# [The task]
Work out how many lines include "personalizzato" and answer with that number only.

#### Records to process ####

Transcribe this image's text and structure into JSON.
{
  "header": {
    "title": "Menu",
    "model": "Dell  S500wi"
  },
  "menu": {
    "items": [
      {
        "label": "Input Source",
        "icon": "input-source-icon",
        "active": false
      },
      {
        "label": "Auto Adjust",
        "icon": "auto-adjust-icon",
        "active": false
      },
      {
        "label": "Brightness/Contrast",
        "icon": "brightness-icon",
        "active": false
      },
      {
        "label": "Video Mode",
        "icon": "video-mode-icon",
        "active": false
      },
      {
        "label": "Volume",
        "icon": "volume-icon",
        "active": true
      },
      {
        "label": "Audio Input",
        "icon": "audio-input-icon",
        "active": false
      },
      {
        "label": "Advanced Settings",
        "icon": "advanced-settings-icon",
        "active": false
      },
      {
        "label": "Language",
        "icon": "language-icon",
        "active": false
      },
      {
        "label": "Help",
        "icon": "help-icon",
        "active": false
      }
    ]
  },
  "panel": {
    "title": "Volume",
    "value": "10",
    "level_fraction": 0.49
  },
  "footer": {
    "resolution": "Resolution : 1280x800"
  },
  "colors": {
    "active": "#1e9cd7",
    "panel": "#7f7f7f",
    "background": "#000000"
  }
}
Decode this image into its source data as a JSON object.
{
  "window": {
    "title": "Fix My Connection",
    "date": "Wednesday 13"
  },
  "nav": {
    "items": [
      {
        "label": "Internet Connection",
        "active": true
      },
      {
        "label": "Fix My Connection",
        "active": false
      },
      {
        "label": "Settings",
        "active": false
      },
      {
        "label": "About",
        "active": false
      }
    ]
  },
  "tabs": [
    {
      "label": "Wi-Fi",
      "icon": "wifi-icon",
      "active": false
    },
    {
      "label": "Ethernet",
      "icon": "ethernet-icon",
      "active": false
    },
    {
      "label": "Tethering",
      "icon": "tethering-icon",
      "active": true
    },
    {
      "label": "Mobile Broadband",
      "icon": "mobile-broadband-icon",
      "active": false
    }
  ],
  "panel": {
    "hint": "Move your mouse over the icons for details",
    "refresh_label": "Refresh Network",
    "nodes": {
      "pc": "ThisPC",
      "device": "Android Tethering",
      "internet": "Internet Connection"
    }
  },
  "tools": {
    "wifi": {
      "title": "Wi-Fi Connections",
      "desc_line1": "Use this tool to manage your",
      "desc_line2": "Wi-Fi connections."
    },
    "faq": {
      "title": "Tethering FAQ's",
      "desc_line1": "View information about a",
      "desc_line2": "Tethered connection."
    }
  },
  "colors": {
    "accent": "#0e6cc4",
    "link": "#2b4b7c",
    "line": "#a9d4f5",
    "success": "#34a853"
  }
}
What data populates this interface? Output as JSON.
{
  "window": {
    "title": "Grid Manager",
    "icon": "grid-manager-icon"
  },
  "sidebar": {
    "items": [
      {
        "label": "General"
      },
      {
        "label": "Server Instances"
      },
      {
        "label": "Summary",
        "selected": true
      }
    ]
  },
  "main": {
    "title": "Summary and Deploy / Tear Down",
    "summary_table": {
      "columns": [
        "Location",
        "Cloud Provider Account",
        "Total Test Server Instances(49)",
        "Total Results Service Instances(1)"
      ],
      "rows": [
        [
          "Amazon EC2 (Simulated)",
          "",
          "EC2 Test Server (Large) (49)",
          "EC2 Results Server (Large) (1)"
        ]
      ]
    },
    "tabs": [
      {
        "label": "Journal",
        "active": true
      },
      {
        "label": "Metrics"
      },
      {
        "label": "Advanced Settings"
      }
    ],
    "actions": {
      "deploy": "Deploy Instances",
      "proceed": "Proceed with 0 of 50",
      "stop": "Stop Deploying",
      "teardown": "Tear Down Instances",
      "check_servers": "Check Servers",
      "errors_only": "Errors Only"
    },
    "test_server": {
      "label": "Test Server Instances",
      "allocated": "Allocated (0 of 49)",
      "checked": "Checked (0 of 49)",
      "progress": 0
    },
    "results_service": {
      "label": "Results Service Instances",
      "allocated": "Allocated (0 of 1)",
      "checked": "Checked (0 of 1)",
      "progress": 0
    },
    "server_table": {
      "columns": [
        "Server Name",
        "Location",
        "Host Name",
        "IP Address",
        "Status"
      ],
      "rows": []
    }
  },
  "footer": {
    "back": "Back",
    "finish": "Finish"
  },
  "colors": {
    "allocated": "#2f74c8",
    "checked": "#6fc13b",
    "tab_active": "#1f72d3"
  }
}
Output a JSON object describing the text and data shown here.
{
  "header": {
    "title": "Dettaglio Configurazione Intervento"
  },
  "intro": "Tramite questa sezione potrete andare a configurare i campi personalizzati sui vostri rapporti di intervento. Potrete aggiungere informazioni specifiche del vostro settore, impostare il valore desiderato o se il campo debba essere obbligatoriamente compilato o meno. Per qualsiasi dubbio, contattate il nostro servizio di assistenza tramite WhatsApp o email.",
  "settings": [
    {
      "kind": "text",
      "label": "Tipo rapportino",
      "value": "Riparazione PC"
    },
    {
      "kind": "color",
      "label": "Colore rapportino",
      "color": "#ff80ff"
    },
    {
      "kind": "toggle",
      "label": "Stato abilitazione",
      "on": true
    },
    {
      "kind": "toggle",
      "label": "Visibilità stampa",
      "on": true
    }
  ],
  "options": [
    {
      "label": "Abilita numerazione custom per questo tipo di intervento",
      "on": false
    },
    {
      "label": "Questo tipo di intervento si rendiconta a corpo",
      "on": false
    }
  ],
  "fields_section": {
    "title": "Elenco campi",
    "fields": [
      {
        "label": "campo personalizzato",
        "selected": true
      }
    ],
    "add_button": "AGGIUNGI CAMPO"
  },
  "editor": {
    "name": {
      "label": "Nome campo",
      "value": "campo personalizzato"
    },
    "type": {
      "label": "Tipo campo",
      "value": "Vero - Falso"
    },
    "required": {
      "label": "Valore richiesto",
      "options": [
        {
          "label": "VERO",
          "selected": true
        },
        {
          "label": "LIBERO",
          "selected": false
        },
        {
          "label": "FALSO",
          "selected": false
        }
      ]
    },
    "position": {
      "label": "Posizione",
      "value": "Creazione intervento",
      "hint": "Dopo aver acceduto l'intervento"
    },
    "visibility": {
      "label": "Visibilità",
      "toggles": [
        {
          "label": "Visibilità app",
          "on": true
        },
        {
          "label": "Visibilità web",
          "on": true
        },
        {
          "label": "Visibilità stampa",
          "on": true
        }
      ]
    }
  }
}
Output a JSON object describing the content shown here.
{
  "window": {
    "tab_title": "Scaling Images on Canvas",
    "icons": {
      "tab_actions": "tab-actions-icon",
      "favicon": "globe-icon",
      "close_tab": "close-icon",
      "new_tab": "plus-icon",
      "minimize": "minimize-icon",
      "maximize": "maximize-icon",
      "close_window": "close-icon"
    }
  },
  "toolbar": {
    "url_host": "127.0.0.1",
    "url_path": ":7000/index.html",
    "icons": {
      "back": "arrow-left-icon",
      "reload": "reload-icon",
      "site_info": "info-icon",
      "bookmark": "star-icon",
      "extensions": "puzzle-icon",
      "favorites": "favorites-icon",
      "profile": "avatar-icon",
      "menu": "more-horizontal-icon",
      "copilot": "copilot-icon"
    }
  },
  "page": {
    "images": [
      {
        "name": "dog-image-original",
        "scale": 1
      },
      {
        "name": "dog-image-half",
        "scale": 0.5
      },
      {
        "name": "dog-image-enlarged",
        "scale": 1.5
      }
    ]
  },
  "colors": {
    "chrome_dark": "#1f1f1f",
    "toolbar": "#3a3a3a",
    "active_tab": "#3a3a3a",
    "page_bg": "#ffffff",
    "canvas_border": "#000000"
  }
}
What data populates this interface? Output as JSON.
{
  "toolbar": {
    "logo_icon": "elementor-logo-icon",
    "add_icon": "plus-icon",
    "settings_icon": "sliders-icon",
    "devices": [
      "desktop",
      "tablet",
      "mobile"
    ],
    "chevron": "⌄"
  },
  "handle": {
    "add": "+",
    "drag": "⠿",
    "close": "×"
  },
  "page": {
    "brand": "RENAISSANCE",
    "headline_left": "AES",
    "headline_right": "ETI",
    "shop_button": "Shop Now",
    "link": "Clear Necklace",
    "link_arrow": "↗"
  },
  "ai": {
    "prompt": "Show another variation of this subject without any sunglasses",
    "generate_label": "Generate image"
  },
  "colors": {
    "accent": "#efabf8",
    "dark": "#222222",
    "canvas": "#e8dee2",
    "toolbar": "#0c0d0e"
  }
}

####

# [Solution for this task]
2